» **Given instruction**
Copy the records below exactly as they are written.

--- START Information supplied ---

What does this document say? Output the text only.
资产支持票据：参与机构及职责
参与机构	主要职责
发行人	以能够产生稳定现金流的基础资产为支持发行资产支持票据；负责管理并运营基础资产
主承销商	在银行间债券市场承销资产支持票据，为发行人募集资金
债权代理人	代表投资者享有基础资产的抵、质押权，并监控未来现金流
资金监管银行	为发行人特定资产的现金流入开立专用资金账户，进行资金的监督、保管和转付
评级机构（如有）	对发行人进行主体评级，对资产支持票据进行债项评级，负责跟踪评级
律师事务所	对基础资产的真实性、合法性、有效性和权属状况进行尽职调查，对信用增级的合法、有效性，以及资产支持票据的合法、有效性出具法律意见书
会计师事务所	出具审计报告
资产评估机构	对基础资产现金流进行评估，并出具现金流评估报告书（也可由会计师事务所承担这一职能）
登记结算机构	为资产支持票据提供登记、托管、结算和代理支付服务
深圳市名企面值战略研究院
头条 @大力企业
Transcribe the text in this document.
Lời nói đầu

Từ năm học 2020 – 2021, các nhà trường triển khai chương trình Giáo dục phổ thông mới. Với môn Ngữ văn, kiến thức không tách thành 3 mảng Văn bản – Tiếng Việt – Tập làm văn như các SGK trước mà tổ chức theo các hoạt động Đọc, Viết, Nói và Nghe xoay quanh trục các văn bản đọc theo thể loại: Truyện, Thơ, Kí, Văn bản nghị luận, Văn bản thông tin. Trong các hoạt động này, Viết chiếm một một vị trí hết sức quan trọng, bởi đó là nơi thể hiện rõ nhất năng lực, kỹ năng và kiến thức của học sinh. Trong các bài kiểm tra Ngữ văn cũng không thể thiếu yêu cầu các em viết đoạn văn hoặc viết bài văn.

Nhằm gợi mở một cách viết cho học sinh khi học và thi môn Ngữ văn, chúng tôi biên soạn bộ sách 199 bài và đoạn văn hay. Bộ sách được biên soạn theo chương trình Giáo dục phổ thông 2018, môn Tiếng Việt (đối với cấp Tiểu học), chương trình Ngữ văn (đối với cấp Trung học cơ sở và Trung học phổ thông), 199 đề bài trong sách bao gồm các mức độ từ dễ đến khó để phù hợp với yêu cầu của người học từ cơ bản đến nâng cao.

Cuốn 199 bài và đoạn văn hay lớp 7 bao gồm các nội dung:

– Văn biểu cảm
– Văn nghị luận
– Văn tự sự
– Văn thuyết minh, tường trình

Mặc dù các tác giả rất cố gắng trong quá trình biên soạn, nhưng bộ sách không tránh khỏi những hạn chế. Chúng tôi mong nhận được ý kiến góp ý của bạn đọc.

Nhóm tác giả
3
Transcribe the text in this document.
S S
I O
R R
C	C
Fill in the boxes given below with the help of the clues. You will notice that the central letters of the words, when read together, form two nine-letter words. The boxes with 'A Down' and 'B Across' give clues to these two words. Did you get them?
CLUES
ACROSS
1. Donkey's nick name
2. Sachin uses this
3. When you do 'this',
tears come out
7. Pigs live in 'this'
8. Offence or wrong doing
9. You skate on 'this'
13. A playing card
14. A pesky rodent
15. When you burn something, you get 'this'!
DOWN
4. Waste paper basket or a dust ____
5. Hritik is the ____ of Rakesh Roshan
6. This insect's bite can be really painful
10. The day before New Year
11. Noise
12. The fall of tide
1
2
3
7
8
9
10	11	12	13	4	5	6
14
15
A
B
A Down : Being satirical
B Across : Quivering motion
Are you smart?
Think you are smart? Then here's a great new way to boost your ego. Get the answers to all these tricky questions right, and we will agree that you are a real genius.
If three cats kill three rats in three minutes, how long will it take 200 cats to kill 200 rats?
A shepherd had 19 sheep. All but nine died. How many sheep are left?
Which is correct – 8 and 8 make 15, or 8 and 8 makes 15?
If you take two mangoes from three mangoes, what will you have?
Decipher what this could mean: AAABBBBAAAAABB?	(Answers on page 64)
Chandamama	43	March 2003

--- END Information supplied ---

» **Solution for this task**
What does this document say? Output the text only.
资产支持票据：参与机构及职责
参与机构	主要职责
发行人	以能够产生稳定现金流的基础资产为支持发行资产支持票据；负责管理并运营基础资产
主承销商	在银行间债券市场承销资产支持票据，为发行人募集资金
债权代理人	代表投资者享有基础资产的抵、质押权，并监控未来现金流
资金监管银行	为发行人特定资产的现金流入开立专用资金账户，进行资金的监督、保管和转付
评级机构（如有）	对发行人进行主体评级，对资产支持票据进行债项评级，负责跟踪评级
律师事务所	对基础资产的真实性、合法性、有效性和权属状况进行尽职调查，对信用增级的合法、有效性，以及资产支持票据的合法、有效性出具法律意见书
会计师事务所	出具审计报告
资产评估机构	对基础资产现金流进行评估，并出具现金流评估报告书（也可由会计师事务所承担这一职能）
登记结算机构	为资产支持票据提供登记、托管、结算和代理支付服务
深圳市名企面值战略研究院
头条 @大力企业
Transcribe the text in this document.
Lời nói đầu

Từ năm học 2020 – 2021, các nhà trường triển khai chương trình Giáo dục phổ thông mới. Với môn Ngữ văn, kiến thức không tách thành 3 mảng Văn bản – Tiếng Việt – Tập làm văn như các SGK trước mà tổ chức theo các hoạt động Đọc, Viết, Nói và Nghe xoay quanh trục các văn bản đọc theo thể loại: Truyện, Thơ, Kí, Văn bản nghị luận, Văn bản thông tin. Trong các hoạt động này, Viết chiếm một một vị trí hết sức quan trọng, bởi đó là nơi thể hiện rõ nhất năng lực, kỹ năng và kiến thức của học sinh. Trong các bài kiểm tra Ngữ văn cũng không thể thiếu yêu cầu các em viết đoạn văn hoặc viết bài văn.

Nhằm gợi mở một cách viết cho học sinh khi học và thi môn Ngữ văn, chúng tôi biên soạn bộ sách 199 bài và đoạn văn hay. Bộ sách được biên soạn theo chương trình Giáo dục phổ thông 2018, môn Tiếng Việt (đối với cấp Tiểu học), chương trình Ngữ văn (đối với cấp Trung học cơ sở và Trung học phổ thông), 199 đề bài trong sách bao gồm các mức độ từ dễ đến khó để phù hợp với yêu cầu của người học từ cơ bản đến nâng cao.

Cuốn 199 bài và đoạn văn hay lớp 7 bao gồm các nội dung:

– Văn biểu cảm
– Văn nghị luận
– Văn tự sự
– Văn thuyết minh, tường trình

Mặc dù các tác giả rất cố gắng trong quá trình biên soạn, nhưng bộ sách không tránh khỏi những hạn chế. Chúng tôi mong nhận được ý kiến góp ý của bạn đọc.

Nhóm tác giả
3
Transcribe the text in this document.
S S
I O
R R
C	C
Fill in the boxes given below with the help of the clues. You will notice that the central letters of the words, when read together, form two nine-letter words. The boxes with 'A Down' and 'B Across' give clues to these two words. Did you get them?
CLUES
ACROSS
1. Donkey's nick name
2. Sachin uses this
3. When you do 'this',
tears come out
7. Pigs live in 'this'
8. Offence or wrong doing
9. You skate on 'this'
13. A playing card
14. A pesky rodent
15. When you burn something, you get 'this'!
DOWN
4. Waste paper basket or a dust ____
5. Hritik is the ____ of Rakesh Roshan
6. This insect's bite can be really painful
10. The day before New Year
11. Noise
12. The fall of tide
1
2
3
7
8
9
10	11	12	13	4	5	6
14
15
A
B
A Down : Being satirical
B Across : Quivering motion
Are you smart?
Think you are smart? Then here's a great new way to boost your ego. Get the answers to all these tricky questions right, and we will agree that you are a real genius.
If three cats kill three rats in three minutes, how long will it take 200 cats to kill 200 rats?
A shepherd had 19 sheep. All but nine died. How many sheep are left?
Which is correct – 8 and 8 make 15, or 8 and 8 makes 15?
If you take two mangoes from three mangoes, what will you have?
Decipher what this could mean: AAABBBBAAAAABB?	(Answers on page 64)
Chandamama	43	March 2003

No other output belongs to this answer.